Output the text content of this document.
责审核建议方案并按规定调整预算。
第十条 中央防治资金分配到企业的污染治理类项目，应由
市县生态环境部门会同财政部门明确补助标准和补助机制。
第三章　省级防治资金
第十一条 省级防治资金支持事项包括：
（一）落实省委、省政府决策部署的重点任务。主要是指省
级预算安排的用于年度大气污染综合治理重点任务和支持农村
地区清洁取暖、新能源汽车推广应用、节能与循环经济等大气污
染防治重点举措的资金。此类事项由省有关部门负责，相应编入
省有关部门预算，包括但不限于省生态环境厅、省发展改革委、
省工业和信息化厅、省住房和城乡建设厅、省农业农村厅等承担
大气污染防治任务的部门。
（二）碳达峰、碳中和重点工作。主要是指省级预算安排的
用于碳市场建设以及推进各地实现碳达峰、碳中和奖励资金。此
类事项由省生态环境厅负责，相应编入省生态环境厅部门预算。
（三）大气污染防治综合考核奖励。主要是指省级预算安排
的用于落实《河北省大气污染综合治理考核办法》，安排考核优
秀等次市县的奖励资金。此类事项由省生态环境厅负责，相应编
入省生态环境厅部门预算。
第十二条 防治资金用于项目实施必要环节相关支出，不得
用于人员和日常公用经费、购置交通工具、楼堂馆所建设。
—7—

------------------------------

**AIM**
Restate all of the entries above precisely.

**REPLY**
Output the text content of this document.
责审核建议方案并按规定调整预算。
第十条 中央防治资金分配到企业的污染治理类项目，应由
市县生态环境部门会同财政部门明确补助标准和补助机制。
第三章　省级防治资金
第十一条 省级防治资金支持事项包括：
（一）落实省委、省政府决策部署的重点任务。主要是指省
级预算安排的用于年度大气污染综合治理重点任务和支持农村
地区清洁取暖、新能源汽车推广应用、节能与循环经济等大气污
染防治重点举措的资金。此类事项由省有关部门负责，相应编入
省有关部门预算，包括但不限于省生态环境厅、省发展改革委、
省工业和信息化厅、省住房和城乡建设厅、省农业农村厅等承担
大气污染防治任务的部门。
（二）碳达峰、碳中和重点工作。主要是指省级预算安排的
用于碳市场建设以及推进各地实现碳达峰、碳中和奖励资金。此
类事项由省生态环境厅负责，相应编入省生态环境厅部门预算。
（三）大气污染防治综合考核奖励。主要是指省级预算安排
的用于落实《河北省大气污染综合治理考核办法》，安排考核优
秀等次市县的奖励资金。此类事项由省生态环境厅负责，相应编
入省生态环境厅部门预算。
第十二条 防治资金用于项目实施必要环节相关支出，不得
用于人员和日常公用经费、购置交通工具、楼堂馆所建设。
—7—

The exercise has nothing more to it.